### What is asked
Set down all of the entries word for word, omitting the images they contain.
==== Extracted data
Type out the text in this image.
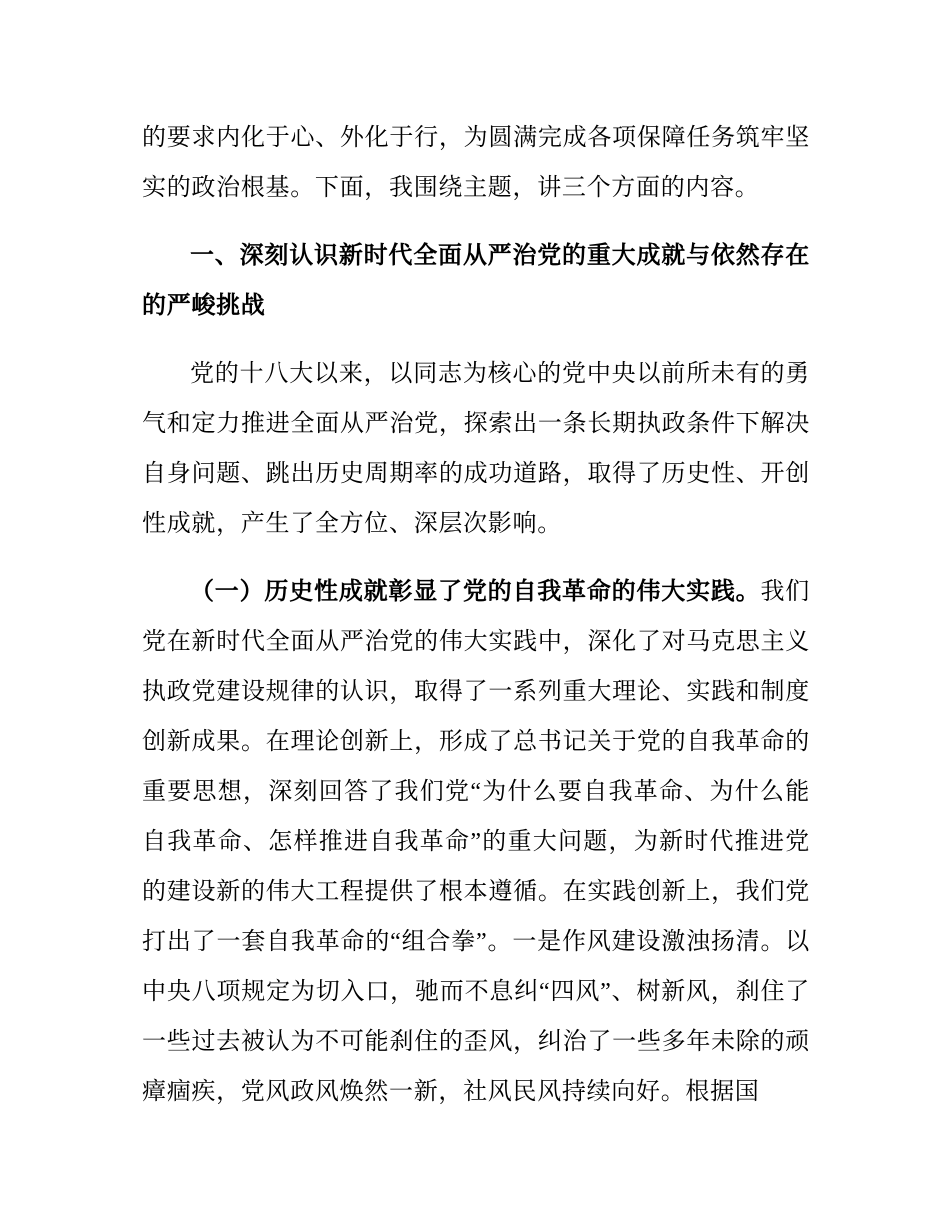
的要求内化于心、外化于行，为圆满完成各项保障任务筑牢坚实的政治根基。下面，我围绕主题，讲三个方面的内容。

一、深刻认识新时代全面从严治党的重大成就与依然存在的严峻挑战

党的十八大以来，以同志为核心的党中央以前所未有的勇气和定力推进全面从严治党，探索出一条长期执政条件下解决自身问题、跳出历史周期率的成功道路，取得了历史性、开创性成就，产生了全方位、深层次影响。

（一）历史性成就彰显了党的自我革命的伟大实践。我们党在新时代全面从严治党的伟大实践中，深化了对马克思主义执政党建设规律的认识，取得了一系列重大理论、实践和制度创新成果。在理论创新上，形成了总书记关于党的自我革命的重要思想，深刻回答了我们党“为什么要自我革命、为什么能自我革命、怎样推进自我革命”的重大问题，为新时代推进党的建设新的伟大工程提供了根本遵循。在实践创新上，我们党打出了一套自我革命的“组合拳”。一是作风建设激浊扬清。以中央八项规定为切入口，驰而不息纠“四风”、树新风，刹住了一些过去被认为不可能刹住的歪风，纠治了一些多年未除的顽瘴痼疾，党风政风焕然一新，社风民风持续向好。根据国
========
### Solution below
Type out the text in this image.
的要求内化于心、外化于行，为圆满完成各项保障任务筑牢坚实的政治根基。下面，我围绕主题，讲三个方面的内容。

一、深刻认识新时代全面从严治党的重大成就与依然存在的严峻挑战

党的十八大以来，以同志为核心的党中央以前所未有的勇气和定力推进全面从严治党，探索出一条长期执政条件下解决自身问题、跳出历史周期率的成功道路，取得了历史性、开创性成就，产生了全方位、深层次影响。

（一）历史性成就彰显了党的自我革命的伟大实践。我们党在新时代全面从严治党的伟大实践中，深化了对马克思主义执政党建设规律的认识，取得了一系列重大理论、实践和制度创新成果。在理论创新上，形成了总书记关于党的自我革命的重要思想，深刻回答了我们党“为什么要自我革命、为什么能自我革命、怎样推进自我革命”的重大问题，为新时代推进党的建设新的伟大工程提供了根本遵循。在实践创新上，我们党打出了一套自我革命的“组合拳”。一是作风建设激浊扬清。以中央八项规定为切入口，驰而不息纠“四风”、树新风，刹住了一些过去被认为不可能刹住的歪风，纠治了一些多年未除的顽瘴痼疾，党风政风焕然一新，社风民风持续向好。根据国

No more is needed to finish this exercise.